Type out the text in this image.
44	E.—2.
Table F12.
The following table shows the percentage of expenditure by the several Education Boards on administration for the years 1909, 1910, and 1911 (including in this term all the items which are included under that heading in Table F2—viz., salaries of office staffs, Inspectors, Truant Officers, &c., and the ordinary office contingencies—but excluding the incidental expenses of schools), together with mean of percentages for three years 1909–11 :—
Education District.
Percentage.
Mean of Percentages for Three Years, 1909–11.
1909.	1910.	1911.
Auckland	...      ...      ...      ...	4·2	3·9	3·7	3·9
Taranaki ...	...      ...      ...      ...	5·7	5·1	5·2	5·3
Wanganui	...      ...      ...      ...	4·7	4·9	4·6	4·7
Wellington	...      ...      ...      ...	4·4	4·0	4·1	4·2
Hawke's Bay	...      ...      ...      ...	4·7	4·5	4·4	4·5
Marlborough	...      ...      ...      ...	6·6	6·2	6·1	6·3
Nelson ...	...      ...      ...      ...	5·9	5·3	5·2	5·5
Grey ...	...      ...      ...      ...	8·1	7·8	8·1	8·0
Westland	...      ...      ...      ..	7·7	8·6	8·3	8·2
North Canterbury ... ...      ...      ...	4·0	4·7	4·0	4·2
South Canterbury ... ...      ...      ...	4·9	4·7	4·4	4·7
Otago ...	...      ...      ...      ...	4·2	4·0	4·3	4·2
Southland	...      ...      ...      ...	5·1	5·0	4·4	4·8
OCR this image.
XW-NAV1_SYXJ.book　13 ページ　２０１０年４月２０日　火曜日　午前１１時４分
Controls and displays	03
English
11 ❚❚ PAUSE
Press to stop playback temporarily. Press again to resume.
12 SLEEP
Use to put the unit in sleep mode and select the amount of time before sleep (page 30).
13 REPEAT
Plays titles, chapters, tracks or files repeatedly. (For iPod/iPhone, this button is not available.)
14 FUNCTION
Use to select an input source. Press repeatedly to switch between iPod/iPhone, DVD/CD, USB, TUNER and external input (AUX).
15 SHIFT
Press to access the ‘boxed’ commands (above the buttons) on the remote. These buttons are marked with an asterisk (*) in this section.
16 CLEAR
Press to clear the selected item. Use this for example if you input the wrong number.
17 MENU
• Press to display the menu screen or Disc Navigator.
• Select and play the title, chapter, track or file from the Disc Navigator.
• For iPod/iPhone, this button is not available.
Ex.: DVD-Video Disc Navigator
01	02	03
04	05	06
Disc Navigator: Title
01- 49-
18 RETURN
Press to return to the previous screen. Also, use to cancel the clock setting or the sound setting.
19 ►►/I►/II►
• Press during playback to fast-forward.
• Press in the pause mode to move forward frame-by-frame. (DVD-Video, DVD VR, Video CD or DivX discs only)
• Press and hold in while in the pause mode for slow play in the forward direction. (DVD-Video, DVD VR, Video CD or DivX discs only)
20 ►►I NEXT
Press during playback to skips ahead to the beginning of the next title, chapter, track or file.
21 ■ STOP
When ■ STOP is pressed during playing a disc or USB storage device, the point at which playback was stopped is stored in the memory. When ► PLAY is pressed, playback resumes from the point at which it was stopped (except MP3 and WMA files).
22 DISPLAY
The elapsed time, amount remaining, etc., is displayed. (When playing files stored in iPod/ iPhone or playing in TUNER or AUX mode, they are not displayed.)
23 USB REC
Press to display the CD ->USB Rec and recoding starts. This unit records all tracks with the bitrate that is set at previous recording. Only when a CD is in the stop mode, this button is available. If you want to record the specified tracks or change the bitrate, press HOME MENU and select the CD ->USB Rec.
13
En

____________________

• SHORT PROBLEM
Print out every entry, keeping each one exact.

• TASK ANSWER
Type out the text in this image.
44	E.—2.
Table F12.
The following table shows the percentage of expenditure by the several Education Boards on administration for the years 1909, 1910, and 1911 (including in this term all the items which are included under that heading in Table F2—viz., salaries of office staffs, Inspectors, Truant Officers, &c., and the ordinary office contingencies—but excluding the incidental expenses of schools), together with mean of percentages for three years 1909–11 :—
Education District.
Percentage.
Mean of Percentages for Three Years, 1909–11.
1909.	1910.	1911.
Auckland	...      ...      ...      ...	4·2	3·9	3·7	3·9
Taranaki ...	...      ...      ...      ...	5·7	5·1	5·2	5·3
Wanganui	...      ...      ...      ...	4·7	4·9	4·6	4·7
Wellington	...      ...      ...      ...	4·4	4·0	4·1	4·2
Hawke's Bay	...      ...      ...      ...	4·7	4·5	4·4	4·5
Marlborough	...      ...      ...      ...	6·6	6·2	6·1	6·3
Nelson ...	...      ...      ...      ...	5·9	5·3	5·2	5·5
Grey ...	...      ...      ...      ...	8·1	7·8	8·1	8·0
Westland	...      ...      ...      ..	7·7	8·6	8·3	8·2
North Canterbury ... ...      ...      ...	4·0	4·7	4·0	4·2
South Canterbury ... ...      ...      ...	4·9	4·7	4·4	4·7
Otago ...	...      ...      ...      ...	4·2	4·0	4·3	4·2
Southland	...      ...      ...      ...	5·1	5·0	4·4	4·8
OCR this image.
XW-NAV1_SYXJ.book　13 ページ　２０１０年４月２０日　火曜日　午前１１時４分
Controls and displays	03
English
11 ❚❚ PAUSE
Press to stop playback temporarily. Press again to resume.
12 SLEEP
Use to put the unit in sleep mode and select the amount of time before sleep (page 30).
13 REPEAT
Plays titles, chapters, tracks or files repeatedly. (For iPod/iPhone, this button is not available.)
14 FUNCTION
Use to select an input source. Press repeatedly to switch between iPod/iPhone, DVD/CD, USB, TUNER and external input (AUX).
15 SHIFT
Press to access the ‘boxed’ commands (above the buttons) on the remote. These buttons are marked with an asterisk (*) in this section.
16 CLEAR
Press to clear the selected item. Use this for example if you input the wrong number.
17 MENU
• Press to display the menu screen or Disc Navigator.
• Select and play the title, chapter, track or file from the Disc Navigator.
• For iPod/iPhone, this button is not available.
Ex.: DVD-Video Disc Navigator
01	02	03
04	05	06
Disc Navigator: Title
01- 49-
18 RETURN
Press to return to the previous screen. Also, use to cancel the clock setting or the sound setting.
19 ►►/I►/II►
• Press during playback to fast-forward.
• Press in the pause mode to move forward frame-by-frame. (DVD-Video, DVD VR, Video CD or DivX discs only)
• Press and hold in while in the pause mode for slow play in the forward direction. (DVD-Video, DVD VR, Video CD or DivX discs only)
20 ►►I NEXT
Press during playback to skips ahead to the beginning of the next title, chapter, track or file.
21 ■ STOP
When ■ STOP is pressed during playing a disc or USB storage device, the point at which playback was stopped is stored in the memory. When ► PLAY is pressed, playback resumes from the point at which it was stopped (except MP3 and WMA files).
22 DISPLAY
The elapsed time, amount remaining, etc., is displayed. (When playing files stored in iPod/ iPhone or playing in TUNER or AUX mode, they are not displayed.)
23 USB REC
Press to display the CD ->USB Rec and recoding starts. This unit records all tracks with the bitrate that is set at previous recording. Only when a CD is in the stop mode, this button is available. If you want to record the specified tracks or change the bitrate, press HOME MENU and select the CD ->USB Rec.
13
En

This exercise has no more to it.